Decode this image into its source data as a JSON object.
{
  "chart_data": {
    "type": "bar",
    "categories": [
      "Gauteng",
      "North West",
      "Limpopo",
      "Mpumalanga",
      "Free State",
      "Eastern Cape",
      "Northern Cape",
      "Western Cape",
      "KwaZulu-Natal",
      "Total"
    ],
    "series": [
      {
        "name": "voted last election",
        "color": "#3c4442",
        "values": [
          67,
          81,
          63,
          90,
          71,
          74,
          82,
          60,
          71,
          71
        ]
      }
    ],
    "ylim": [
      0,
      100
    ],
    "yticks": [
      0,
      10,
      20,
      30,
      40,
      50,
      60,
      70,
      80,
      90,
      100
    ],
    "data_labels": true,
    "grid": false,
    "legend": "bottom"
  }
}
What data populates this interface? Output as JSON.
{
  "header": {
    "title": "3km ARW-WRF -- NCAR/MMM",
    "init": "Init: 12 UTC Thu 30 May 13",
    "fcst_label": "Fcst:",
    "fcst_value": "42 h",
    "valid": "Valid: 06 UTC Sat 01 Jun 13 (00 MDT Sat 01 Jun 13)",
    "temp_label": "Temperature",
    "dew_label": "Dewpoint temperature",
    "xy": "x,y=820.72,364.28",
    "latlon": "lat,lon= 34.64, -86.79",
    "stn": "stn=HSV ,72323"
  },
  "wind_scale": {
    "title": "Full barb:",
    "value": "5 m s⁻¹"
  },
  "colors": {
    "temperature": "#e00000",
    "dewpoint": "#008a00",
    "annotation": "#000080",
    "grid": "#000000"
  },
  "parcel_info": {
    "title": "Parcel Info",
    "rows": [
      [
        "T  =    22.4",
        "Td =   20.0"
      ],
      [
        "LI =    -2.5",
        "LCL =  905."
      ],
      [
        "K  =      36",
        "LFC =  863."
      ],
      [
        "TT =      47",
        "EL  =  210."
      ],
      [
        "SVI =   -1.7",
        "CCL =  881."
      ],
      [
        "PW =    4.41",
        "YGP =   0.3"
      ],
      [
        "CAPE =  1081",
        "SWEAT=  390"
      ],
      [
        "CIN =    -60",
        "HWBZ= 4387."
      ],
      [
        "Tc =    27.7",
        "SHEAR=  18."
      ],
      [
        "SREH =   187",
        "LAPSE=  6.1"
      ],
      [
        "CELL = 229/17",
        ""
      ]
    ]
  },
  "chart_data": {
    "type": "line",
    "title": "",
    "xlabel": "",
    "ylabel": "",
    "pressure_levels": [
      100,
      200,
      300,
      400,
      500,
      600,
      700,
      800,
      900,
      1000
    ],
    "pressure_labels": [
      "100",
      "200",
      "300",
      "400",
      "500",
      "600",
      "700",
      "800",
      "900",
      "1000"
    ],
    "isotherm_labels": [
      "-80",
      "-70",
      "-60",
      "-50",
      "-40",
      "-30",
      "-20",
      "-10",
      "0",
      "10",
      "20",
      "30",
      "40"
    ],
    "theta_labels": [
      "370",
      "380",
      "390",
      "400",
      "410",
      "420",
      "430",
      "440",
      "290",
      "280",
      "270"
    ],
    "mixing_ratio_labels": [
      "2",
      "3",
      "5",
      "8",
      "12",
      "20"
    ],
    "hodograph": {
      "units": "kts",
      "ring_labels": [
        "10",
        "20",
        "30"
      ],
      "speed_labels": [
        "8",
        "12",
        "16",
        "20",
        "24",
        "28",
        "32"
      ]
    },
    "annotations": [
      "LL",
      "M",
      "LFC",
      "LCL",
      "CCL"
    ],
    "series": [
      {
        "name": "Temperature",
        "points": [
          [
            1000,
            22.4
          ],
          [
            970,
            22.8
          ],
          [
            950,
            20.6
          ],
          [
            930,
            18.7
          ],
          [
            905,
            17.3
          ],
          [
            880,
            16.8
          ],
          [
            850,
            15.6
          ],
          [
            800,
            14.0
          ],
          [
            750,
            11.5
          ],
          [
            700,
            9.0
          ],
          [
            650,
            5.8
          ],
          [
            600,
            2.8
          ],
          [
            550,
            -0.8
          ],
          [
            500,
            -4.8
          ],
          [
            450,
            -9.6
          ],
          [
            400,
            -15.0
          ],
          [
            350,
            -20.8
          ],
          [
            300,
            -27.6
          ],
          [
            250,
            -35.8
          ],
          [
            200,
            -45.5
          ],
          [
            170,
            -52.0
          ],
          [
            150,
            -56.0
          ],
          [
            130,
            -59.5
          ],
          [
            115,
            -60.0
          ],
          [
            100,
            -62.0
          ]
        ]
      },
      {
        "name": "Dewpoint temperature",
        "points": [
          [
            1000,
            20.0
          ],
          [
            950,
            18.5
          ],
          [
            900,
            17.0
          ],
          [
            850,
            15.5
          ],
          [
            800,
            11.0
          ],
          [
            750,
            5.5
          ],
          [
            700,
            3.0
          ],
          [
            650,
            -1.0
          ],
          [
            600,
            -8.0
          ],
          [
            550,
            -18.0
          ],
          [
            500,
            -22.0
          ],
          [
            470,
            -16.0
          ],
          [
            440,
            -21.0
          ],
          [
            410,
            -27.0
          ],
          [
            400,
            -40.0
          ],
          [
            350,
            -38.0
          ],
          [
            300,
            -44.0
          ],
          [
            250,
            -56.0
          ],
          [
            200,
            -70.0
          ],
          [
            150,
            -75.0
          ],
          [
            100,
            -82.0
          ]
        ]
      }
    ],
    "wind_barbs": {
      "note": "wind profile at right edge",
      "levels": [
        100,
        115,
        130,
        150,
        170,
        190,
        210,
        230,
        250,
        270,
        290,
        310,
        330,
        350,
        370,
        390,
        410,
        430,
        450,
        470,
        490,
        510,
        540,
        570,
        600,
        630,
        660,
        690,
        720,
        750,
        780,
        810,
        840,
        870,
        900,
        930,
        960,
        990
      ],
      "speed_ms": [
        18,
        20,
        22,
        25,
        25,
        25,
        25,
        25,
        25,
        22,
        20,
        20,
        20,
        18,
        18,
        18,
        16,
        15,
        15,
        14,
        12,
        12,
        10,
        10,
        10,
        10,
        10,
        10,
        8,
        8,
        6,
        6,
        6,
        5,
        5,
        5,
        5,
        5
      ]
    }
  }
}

TASK:
Tally the lines of the listing above that include the word "JSON". Answer with the number alone.

OUTPUT FOR THIS TASK:
2